__Exercise details__.
The entries below should be output exactly as written.

__Excerpted data__.
========================================================================
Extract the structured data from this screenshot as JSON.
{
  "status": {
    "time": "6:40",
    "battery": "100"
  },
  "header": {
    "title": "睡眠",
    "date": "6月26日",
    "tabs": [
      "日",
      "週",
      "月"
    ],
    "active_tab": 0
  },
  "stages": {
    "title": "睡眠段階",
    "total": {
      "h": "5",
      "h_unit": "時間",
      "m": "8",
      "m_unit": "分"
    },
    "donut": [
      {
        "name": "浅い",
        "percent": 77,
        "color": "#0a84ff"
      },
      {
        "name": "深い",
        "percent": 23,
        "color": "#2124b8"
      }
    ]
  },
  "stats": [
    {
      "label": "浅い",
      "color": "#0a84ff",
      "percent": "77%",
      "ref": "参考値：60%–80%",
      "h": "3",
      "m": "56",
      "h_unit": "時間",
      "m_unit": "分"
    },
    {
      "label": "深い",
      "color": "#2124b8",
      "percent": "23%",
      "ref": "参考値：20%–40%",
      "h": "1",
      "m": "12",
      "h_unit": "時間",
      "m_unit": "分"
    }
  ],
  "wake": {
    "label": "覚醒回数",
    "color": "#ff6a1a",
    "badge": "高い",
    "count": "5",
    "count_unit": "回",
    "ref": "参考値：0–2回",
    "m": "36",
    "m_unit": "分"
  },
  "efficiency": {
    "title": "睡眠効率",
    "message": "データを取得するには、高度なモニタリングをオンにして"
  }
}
========================================================================
__Solution to this task__.
Extract the structured data from this screenshot as JSON.
{
  "status": {
    "time": "6:40",
    "battery": "100"
  },
  "header": {
    "title": "睡眠",
    "date": "6月26日",
    "tabs": [
      "日",
      "週",
      "月"
    ],
    "active_tab": 0
  },
  "stages": {
    "title": "睡眠段階",
    "total": {
      "h": "5",
      "h_unit": "時間",
      "m": "8",
      "m_unit": "分"
    },
    "donut": [
      {
        "name": "浅い",
        "percent": 77,
        "color": "#0a84ff"
      },
      {
        "name": "深い",
        "percent": 23,
        "color": "#2124b8"
      }
    ]
  },
  "stats": [
    {
      "label": "浅い",
      "color": "#0a84ff",
      "percent": "77%",
      "ref": "参考値：60%–80%",
      "h": "3",
      "m": "56",
      "h_unit": "時間",
      "m_unit": "分"
    },
    {
      "label": "深い",
      "color": "#2124b8",
      "percent": "23%",
      "ref": "参考値：20%–40%",
      "h": "1",
      "m": "12",
      "h_unit": "時間",
      "m_unit": "分"
    }
  ],
  "wake": {
    "label": "覚醒回数",
    "color": "#ff6a1a",
    "badge": "高い",
    "count": "5",
    "count_unit": "回",
    "ref": "参考値：0–2回",
    "m": "36",
    "m_unit": "分"
  },
  "efficiency": {
    "title": "睡眠効率",
    "message": "データを取得するには、高度なモニタリングをオンにして"
  }
}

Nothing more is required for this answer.